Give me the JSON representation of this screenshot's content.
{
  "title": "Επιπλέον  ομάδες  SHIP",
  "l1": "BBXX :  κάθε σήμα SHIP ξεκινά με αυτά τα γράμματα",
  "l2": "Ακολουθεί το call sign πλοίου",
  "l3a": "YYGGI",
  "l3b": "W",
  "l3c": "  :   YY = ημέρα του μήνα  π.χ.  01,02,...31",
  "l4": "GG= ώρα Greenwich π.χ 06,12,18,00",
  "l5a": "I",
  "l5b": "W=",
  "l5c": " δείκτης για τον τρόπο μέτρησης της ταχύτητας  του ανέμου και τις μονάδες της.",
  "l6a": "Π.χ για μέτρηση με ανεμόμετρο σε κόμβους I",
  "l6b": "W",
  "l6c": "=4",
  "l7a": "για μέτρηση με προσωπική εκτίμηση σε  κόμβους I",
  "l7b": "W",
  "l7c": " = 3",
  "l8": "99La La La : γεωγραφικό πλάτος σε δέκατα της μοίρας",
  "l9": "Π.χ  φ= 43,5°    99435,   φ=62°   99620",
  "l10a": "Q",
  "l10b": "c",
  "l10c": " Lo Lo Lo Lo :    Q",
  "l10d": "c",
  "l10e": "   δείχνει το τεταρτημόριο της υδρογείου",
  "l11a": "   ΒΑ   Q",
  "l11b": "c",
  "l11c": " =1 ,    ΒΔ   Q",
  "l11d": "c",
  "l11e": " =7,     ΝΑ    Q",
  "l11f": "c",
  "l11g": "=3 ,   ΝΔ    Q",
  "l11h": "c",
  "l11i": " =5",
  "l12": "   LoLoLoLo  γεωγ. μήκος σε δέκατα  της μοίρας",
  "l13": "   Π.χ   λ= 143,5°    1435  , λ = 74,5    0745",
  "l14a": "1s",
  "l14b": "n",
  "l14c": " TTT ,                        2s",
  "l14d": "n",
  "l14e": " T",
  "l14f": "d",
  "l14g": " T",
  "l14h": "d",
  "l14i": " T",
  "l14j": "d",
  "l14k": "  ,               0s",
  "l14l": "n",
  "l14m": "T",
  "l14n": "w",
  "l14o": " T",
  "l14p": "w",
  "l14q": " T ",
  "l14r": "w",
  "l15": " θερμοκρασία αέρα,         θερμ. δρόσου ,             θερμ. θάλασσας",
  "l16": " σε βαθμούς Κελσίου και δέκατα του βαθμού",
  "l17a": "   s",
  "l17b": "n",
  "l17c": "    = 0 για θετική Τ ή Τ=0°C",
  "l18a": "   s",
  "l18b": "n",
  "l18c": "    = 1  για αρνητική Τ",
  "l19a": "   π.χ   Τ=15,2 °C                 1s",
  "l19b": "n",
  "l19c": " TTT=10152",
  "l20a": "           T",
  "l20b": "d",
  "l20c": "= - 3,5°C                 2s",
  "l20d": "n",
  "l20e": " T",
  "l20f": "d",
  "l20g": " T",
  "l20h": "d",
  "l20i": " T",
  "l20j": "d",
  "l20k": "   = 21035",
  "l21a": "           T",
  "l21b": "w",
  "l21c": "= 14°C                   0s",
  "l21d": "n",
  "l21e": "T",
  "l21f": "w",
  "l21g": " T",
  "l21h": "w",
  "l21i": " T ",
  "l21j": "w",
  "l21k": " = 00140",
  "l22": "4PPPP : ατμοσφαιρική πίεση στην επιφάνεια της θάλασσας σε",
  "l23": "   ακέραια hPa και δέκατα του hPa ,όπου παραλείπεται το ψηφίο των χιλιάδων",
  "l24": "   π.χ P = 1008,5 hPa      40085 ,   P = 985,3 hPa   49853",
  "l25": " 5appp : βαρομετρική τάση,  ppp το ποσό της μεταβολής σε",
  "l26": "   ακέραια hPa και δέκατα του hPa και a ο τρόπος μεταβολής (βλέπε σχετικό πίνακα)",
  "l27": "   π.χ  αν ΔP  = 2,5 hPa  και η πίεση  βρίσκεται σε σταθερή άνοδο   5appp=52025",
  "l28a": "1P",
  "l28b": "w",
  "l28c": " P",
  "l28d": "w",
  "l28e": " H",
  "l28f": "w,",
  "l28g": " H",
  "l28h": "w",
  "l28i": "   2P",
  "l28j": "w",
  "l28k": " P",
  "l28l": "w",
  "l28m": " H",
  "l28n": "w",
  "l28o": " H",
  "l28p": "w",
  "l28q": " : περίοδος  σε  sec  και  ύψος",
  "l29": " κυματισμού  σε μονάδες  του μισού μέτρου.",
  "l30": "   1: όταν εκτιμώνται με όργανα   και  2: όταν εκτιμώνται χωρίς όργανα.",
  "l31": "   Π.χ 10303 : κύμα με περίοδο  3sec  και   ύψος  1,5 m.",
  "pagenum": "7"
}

Work to be completed: Quote all the records. Keep every word exact.

Exercise response:
Give me the JSON representation of this screenshot's content.
{
  "title": "Επιπλέον  ομάδες  SHIP",
  "l1": "BBXX :  κάθε σήμα SHIP ξεκινά με αυτά τα γράμματα",
  "l2": "Ακολουθεί το call sign πλοίου",
  "l3a": "YYGGI",
  "l3b": "W",
  "l3c": "  :   YY = ημέρα του μήνα  π.χ.  01,02,...31",
  "l4": "GG= ώρα Greenwich π.χ 06,12,18,00",
  "l5a": "I",
  "l5b": "W=",
  "l5c": " δείκτης για τον τρόπο μέτρησης της ταχύτητας  του ανέμου και τις μονάδες της.",
  "l6a": "Π.χ για μέτρηση με ανεμόμετρο σε κόμβους I",
  "l6b": "W",
  "l6c": "=4",
  "l7a": "για μέτρηση με προσωπική εκτίμηση σε  κόμβους I",
  "l7b": "W",
  "l7c": " = 3",
  "l8": "99La La La : γεωγραφικό πλάτος σε δέκατα της μοίρας",
  "l9": "Π.χ  φ= 43,5°    99435,   φ=62°   99620",
  "l10a": "Q",
  "l10b": "c",
  "l10c": " Lo Lo Lo Lo :    Q",
  "l10d": "c",
  "l10e": "   δείχνει το τεταρτημόριο της υδρογείου",
  "l11a": "   ΒΑ   Q",
  "l11b": "c",
  "l11c": " =1 ,    ΒΔ   Q",
  "l11d": "c",
  "l11e": " =7,     ΝΑ    Q",
  "l11f": "c",
  "l11g": "=3 ,   ΝΔ    Q",
  "l11h": "c",
  "l11i": " =5",
  "l12": "   LoLoLoLo  γεωγ. μήκος σε δέκατα  της μοίρας",
  "l13": "   Π.χ   λ= 143,5°    1435  , λ = 74,5    0745",
  "l14a": "1s",
  "l14b": "n",
  "l14c": " TTT ,                        2s",
  "l14d": "n",
  "l14e": " T",
  "l14f": "d",
  "l14g": " T",
  "l14h": "d",
  "l14i": " T",
  "l14j": "d",
  "l14k": "  ,               0s",
  "l14l": "n",
  "l14m": "T",
  "l14n": "w",
  "l14o": " T",
  "l14p": "w",
  "l14q": " T ",
  "l14r": "w",
  "l15": " θερμοκρασία αέρα,         θερμ. δρόσου ,             θερμ. θάλασσας",
  "l16": " σε βαθμούς Κελσίου και δέκατα του βαθμού",
  "l17a": "   s",
  "l17b": "n",
  "l17c": "    = 0 για θετική Τ ή Τ=0°C",
  "l18a": "   s",
  "l18b": "n",
  "l18c": "    = 1  για αρνητική Τ",
  "l19a": "   π.χ   Τ=15,2 °C                 1s",
  "l19b": "n",
  "l19c": " TTT=10152",
  "l20a": "           T",
  "l20b": "d",
  "l20c": "= - 3,5°C                 2s",
  "l20d": "n",
  "l20e": " T",
  "l20f": "d",
  "l20g": " T",
  "l20h": "d",
  "l20i": " T",
  "l20j": "d",
  "l20k": "   = 21035",
  "l21a": "           T",
  "l21b": "w",
  "l21c": "= 14°C                   0s",
  "l21d": "n",
  "l21e": "T",
  "l21f": "w",
  "l21g": " T",
  "l21h": "w",
  "l21i": " T ",
  "l21j": "w",
  "l21k": " = 00140",
  "l22": "4PPPP : ατμοσφαιρική πίεση στην επιφάνεια της θάλασσας σε",
  "l23": "   ακέραια hPa και δέκατα του hPa ,όπου παραλείπεται το ψηφίο των χιλιάδων",
  "l24": "   π.χ P = 1008,5 hPa      40085 ,   P = 985,3 hPa   49853",
  "l25": " 5appp : βαρομετρική τάση,  ppp το ποσό της μεταβολής σε",
  "l26": "   ακέραια hPa και δέκατα του hPa και a ο τρόπος μεταβολής (βλέπε σχετικό πίνακα)",
  "l27": "   π.χ  αν ΔP  = 2,5 hPa  και η πίεση  βρίσκεται σε σταθερή άνοδο   5appp=52025",
  "l28a": "1P",
  "l28b": "w",
  "l28c": " P",
  "l28d": "w",
  "l28e": " H",
  "l28f": "w,",
  "l28g": " H",
  "l28h": "w",
  "l28i": "   2P",
  "l28j": "w",
  "l28k": " P",
  "l28l": "w",
  "l28m": " H",
  "l28n": "w",
  "l28o": " H",
  "l28p": "w",
  "l28q": " : περίοδος  σε  sec  και  ύψος",
  "l29": " κυματισμού  σε μονάδες  του μισού μέτρου.",
  "l30": "   1: όταν εκτιμώνται με όργανα   και  2: όταν εκτιμώνται χωρίς όργανα.",
  "l31": "   Π.χ 10303 : κύμα με περίοδο  3sec  και   ύψος  1,5 m.",
  "pagenum": "7"
}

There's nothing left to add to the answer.